── Data provided ──
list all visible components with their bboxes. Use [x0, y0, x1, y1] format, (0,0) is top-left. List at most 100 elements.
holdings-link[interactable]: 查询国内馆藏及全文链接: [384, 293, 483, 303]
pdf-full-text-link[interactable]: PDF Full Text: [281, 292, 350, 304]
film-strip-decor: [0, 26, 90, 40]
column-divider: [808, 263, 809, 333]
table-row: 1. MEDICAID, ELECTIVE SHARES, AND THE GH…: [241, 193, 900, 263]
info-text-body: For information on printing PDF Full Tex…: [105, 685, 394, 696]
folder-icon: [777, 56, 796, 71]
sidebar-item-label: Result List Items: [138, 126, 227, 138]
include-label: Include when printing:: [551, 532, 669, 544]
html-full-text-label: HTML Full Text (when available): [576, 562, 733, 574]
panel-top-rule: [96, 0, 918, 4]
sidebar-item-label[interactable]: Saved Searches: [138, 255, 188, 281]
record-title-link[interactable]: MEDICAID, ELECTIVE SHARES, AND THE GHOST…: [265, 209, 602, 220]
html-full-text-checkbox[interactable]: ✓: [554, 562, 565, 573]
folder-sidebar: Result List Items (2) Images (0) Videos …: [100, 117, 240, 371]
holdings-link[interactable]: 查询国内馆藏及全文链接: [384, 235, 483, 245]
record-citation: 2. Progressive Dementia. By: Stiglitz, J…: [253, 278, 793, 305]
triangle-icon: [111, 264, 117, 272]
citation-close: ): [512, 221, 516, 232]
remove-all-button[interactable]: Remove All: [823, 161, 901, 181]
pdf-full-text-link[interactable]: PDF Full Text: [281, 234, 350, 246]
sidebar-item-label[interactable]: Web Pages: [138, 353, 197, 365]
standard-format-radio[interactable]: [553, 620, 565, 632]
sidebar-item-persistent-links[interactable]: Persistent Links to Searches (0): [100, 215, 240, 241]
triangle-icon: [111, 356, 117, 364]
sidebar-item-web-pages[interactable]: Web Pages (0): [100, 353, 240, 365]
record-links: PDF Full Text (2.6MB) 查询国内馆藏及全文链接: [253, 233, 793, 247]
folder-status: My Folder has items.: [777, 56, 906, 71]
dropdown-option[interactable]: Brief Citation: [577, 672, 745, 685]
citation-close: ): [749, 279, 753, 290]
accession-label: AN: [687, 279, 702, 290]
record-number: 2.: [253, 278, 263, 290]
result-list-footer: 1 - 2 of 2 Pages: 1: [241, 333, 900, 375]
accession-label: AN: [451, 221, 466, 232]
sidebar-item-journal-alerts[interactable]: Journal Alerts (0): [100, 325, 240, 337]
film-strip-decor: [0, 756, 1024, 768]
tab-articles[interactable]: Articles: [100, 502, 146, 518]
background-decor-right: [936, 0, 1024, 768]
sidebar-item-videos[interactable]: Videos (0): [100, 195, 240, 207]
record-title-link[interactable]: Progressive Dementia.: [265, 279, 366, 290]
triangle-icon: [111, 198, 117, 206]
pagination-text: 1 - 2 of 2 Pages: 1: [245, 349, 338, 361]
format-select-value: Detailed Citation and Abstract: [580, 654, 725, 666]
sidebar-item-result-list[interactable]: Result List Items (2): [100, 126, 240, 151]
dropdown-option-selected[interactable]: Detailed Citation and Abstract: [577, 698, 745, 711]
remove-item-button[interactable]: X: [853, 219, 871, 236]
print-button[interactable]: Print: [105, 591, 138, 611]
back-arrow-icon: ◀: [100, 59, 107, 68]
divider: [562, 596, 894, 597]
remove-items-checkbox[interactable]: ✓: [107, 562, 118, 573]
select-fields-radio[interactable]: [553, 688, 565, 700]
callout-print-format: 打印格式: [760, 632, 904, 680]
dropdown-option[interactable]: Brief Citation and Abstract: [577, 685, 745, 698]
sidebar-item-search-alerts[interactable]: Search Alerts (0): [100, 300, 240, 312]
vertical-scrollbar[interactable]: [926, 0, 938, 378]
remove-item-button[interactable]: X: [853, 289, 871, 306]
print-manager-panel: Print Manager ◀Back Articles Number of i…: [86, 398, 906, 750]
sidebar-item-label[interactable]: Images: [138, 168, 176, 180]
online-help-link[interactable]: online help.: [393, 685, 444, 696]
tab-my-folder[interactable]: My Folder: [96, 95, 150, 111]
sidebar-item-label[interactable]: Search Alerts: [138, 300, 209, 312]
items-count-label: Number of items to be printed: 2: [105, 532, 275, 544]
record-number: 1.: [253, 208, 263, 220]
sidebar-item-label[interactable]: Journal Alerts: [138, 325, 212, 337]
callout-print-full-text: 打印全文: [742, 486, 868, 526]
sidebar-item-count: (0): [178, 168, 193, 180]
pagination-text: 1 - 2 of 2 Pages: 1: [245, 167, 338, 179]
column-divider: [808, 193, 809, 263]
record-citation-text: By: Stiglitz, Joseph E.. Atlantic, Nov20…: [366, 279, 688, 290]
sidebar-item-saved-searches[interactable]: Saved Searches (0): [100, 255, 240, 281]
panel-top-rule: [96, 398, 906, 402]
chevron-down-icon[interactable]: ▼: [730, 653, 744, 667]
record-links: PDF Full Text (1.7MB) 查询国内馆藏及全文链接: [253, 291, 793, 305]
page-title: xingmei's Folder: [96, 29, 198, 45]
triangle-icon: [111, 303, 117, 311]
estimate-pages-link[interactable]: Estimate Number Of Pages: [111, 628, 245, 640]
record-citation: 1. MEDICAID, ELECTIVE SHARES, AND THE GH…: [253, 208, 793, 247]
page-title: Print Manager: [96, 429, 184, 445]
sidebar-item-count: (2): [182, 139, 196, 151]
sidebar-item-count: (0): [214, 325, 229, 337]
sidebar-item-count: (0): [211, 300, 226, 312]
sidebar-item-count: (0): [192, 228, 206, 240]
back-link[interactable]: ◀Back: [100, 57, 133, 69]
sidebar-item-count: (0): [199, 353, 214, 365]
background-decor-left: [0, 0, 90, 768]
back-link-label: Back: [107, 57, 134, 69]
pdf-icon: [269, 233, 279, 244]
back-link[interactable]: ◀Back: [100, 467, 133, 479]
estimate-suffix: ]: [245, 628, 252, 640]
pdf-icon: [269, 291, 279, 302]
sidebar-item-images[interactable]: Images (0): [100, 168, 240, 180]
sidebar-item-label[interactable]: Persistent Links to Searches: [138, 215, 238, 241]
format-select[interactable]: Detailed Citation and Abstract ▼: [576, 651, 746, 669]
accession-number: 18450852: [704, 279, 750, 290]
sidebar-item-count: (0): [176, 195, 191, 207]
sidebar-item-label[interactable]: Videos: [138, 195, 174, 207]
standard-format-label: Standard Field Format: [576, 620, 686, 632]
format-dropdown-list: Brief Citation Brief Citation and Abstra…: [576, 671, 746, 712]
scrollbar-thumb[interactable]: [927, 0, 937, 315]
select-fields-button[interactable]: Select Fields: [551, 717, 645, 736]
───
- Directions for this task:
Starting at the first of these lines and ending at the line that contains "sidebar-item-label: Result List", write out only those lines again, switching "table-row" to "list-row" and leaving everything else unchanged.

- Completed exercise:
list all visible components with their bboxes. Use [x0, y0, x1, y1] format, (0,0) is top-left. List at most 100 elements.
holdings-link[interactable]: 查询国内馆藏及全文链接: [384, 293, 483, 303]
pdf-full-text-link[interactable]: PDF Full Text: [281, 292, 350, 304]
film-strip-decor: [0, 26, 90, 40]
column-divider: [808, 263, 809, 333]
list-row: 1. MEDICAID, ELECTIVE SHARES, AND THE GH…: [241, 193, 900, 263]
info-text-body: For information on printing PDF Full Tex…: [105, 685, 394, 696]
folder-icon: [777, 56, 796, 71]
sidebar-item-label: Result List Items: [138, 126, 227, 138]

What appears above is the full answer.